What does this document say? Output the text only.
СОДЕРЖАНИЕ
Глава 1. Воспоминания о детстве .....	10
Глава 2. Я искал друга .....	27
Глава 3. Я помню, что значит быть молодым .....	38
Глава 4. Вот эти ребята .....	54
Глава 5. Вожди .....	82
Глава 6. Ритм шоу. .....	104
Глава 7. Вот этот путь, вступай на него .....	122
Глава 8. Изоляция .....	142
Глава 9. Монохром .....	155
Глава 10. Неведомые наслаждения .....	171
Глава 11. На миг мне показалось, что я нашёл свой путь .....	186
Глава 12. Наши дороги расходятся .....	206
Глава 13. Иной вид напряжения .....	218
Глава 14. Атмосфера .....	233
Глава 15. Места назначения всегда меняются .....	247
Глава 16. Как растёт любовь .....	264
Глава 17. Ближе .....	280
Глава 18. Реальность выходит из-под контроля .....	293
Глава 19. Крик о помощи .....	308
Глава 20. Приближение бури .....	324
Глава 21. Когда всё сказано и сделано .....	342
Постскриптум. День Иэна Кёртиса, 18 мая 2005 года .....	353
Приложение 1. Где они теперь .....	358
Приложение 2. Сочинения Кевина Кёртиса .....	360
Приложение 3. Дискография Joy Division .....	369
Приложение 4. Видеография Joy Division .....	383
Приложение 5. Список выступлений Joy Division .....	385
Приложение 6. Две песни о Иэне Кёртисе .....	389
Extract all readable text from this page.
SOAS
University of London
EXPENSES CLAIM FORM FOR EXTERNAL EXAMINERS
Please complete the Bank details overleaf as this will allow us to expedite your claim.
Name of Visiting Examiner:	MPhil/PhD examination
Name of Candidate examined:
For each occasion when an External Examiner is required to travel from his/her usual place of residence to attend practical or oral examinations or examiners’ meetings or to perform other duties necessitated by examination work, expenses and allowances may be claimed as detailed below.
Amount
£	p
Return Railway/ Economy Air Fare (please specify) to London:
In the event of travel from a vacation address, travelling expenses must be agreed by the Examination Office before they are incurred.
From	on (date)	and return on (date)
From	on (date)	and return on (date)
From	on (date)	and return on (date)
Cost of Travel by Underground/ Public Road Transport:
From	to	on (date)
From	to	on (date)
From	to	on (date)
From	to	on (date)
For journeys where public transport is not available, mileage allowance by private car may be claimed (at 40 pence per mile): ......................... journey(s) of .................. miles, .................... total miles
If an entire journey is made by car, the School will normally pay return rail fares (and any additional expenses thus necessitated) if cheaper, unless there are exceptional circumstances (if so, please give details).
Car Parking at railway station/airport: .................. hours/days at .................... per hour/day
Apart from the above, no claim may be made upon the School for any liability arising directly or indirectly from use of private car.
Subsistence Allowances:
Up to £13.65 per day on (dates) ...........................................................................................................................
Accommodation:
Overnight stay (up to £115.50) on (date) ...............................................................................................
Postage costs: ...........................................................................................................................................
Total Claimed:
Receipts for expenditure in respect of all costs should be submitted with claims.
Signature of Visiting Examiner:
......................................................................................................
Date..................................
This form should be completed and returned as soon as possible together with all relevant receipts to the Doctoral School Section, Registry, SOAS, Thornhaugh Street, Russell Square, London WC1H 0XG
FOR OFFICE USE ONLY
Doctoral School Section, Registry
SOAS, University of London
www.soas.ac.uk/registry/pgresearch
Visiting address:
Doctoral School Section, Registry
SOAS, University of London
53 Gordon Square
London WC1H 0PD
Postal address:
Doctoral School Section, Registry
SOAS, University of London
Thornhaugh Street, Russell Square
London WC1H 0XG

What is asked:
Return every line above in which the string "made" occurs.

In response:
If an entire journey is made by car, the School will normally pay return rail fares (and any additional expenses thus necessitated) if cheaper, unless there are exceptional circumstances (if so, please give details).
Apart from the above, no claim may be made upon the School for any liability arising directly or indirectly from use of private car.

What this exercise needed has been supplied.